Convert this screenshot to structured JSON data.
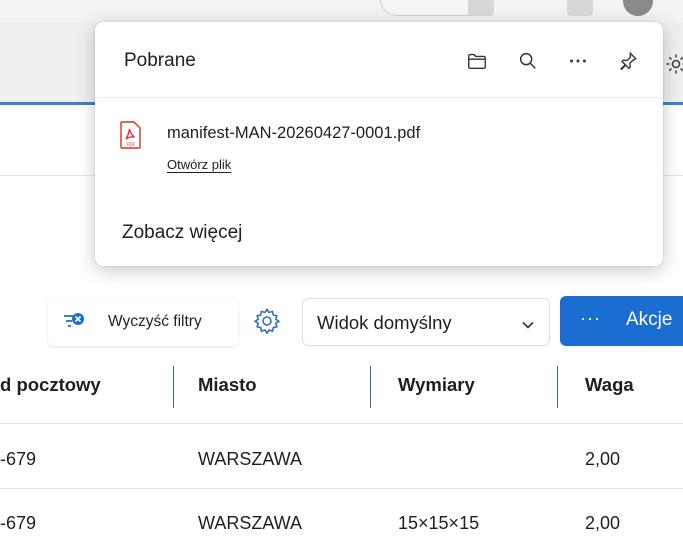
{
  "downloads": {
    "title": "Pobrane",
    "item": {
      "filename": "manifest-MAN-20260427-0001.pdf",
      "action": "Otwórz plik"
    },
    "see_more": "Zobacz więcej"
  },
  "toolbar": {
    "clear_filters": "Wyczyść filtry",
    "view_select": "Widok domyślny",
    "actions_dots": "···",
    "actions": "Akcje"
  },
  "table": {
    "headers": [
      "d pocztowy",
      "Miasto",
      "Wymiary",
      "Waga"
    ],
    "rows": [
      [
        "-679",
        "WARSZAWA",
        "",
        "2,00"
      ],
      [
        "-679",
        "WARSZAWA",
        "15×15×15",
        "2,00"
      ]
    ]
  },
  "colors": {
    "accent": "#1a6ed2",
    "pdf_icon": "#d93025"
  }
}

•••••

*WORK TO DO:* Please transcribe the material above exactly as written. Leave the pictures out.

*SOLUTION TO THIS EXERCISE:*
Convert this screenshot to structured JSON data.
{
  "downloads": {
    "title": "Pobrane",
    "item": {
      "filename": "manifest-MAN-20260427-0001.pdf",
      "action": "Otwórz plik"
    },
    "see_more": "Zobacz więcej"
  },
  "toolbar": {
    "clear_filters": "Wyczyść filtry",
    "view_select": "Widok domyślny",
    "actions_dots": "···",
    "actions": "Akcje"
  },
  "table": {
    "headers": [
      "d pocztowy",
      "Miasto",
      "Wymiary",
      "Waga"
    ],
    "rows": [
      [
        "-679",
        "WARSZAWA",
        "",
        "2,00"
      ],
      [
        "-679",
        "WARSZAWA",
        "15×15×15",
        "2,00"
      ]
    ]
  },
  "colors": {
    "accent": "#1a6ed2",
    "pdf_icon": "#d93025"
  }
}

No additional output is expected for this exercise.